TASK DESCRIPTION
Can you write out the whole listing exactly?

INPUT
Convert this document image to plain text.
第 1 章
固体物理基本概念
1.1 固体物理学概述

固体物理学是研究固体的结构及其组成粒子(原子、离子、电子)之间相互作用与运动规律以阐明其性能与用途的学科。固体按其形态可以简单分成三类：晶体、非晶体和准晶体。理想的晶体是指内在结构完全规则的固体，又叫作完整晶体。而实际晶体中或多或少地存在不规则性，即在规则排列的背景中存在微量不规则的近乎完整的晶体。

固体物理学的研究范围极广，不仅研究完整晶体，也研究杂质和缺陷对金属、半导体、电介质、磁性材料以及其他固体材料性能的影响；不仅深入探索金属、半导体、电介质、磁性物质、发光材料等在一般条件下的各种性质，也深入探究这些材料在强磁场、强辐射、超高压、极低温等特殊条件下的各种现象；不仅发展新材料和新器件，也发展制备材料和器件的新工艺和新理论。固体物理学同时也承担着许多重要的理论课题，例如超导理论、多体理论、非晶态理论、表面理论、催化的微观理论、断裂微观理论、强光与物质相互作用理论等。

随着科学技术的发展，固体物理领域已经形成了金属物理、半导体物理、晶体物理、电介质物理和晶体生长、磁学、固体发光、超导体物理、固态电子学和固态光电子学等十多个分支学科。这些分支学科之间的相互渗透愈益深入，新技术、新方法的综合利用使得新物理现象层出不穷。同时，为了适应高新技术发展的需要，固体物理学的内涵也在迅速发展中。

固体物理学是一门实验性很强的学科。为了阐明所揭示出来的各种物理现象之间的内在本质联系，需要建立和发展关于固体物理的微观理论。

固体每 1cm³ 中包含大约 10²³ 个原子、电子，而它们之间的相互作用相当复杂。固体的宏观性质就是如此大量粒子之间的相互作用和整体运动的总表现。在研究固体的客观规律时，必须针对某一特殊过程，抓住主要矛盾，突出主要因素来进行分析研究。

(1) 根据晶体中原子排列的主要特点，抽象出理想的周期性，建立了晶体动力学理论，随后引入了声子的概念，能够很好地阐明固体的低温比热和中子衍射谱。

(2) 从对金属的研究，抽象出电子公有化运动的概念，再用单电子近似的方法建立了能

FULL SOLUTION
Convert this document image to plain text.
第 1 章
固体物理基本概念
1.1 固体物理学概述

固体物理学是研究固体的结构及其组成粒子(原子、离子、电子)之间相互作用与运动规律以阐明其性能与用途的学科。固体按其形态可以简单分成三类：晶体、非晶体和准晶体。理想的晶体是指内在结构完全规则的固体，又叫作完整晶体。而实际晶体中或多或少地存在不规则性，即在规则排列的背景中存在微量不规则的近乎完整的晶体。

固体物理学的研究范围极广，不仅研究完整晶体，也研究杂质和缺陷对金属、半导体、电介质、磁性材料以及其他固体材料性能的影响；不仅深入探索金属、半导体、电介质、磁性物质、发光材料等在一般条件下的各种性质，也深入探究这些材料在强磁场、强辐射、超高压、极低温等特殊条件下的各种现象；不仅发展新材料和新器件，也发展制备材料和器件的新工艺和新理论。固体物理学同时也承担着许多重要的理论课题，例如超导理论、多体理论、非晶态理论、表面理论、催化的微观理论、断裂微观理论、强光与物质相互作用理论等。

随着科学技术的发展，固体物理领域已经形成了金属物理、半导体物理、晶体物理、电介质物理和晶体生长、磁学、固体发光、超导体物理、固态电子学和固态光电子学等十多个分支学科。这些分支学科之间的相互渗透愈益深入，新技术、新方法的综合利用使得新物理现象层出不穷。同时，为了适应高新技术发展的需要，固体物理学的内涵也在迅速发展中。

固体物理学是一门实验性很强的学科。为了阐明所揭示出来的各种物理现象之间的内在本质联系，需要建立和发展关于固体物理的微观理论。

固体每 1cm³ 中包含大约 10²³ 个原子、电子，而它们之间的相互作用相当复杂。固体的宏观性质就是如此大量粒子之间的相互作用和整体运动的总表现。在研究固体的客观规律时，必须针对某一特殊过程，抓住主要矛盾，突出主要因素来进行分析研究。

(1) 根据晶体中原子排列的主要特点，抽象出理想的周期性，建立了晶体动力学理论，随后引入了声子的概念，能够很好地阐明固体的低温比热和中子衍射谱。

(2) 从对金属的研究，抽象出电子公有化运动的概念，再用单电子近似的方法建立了能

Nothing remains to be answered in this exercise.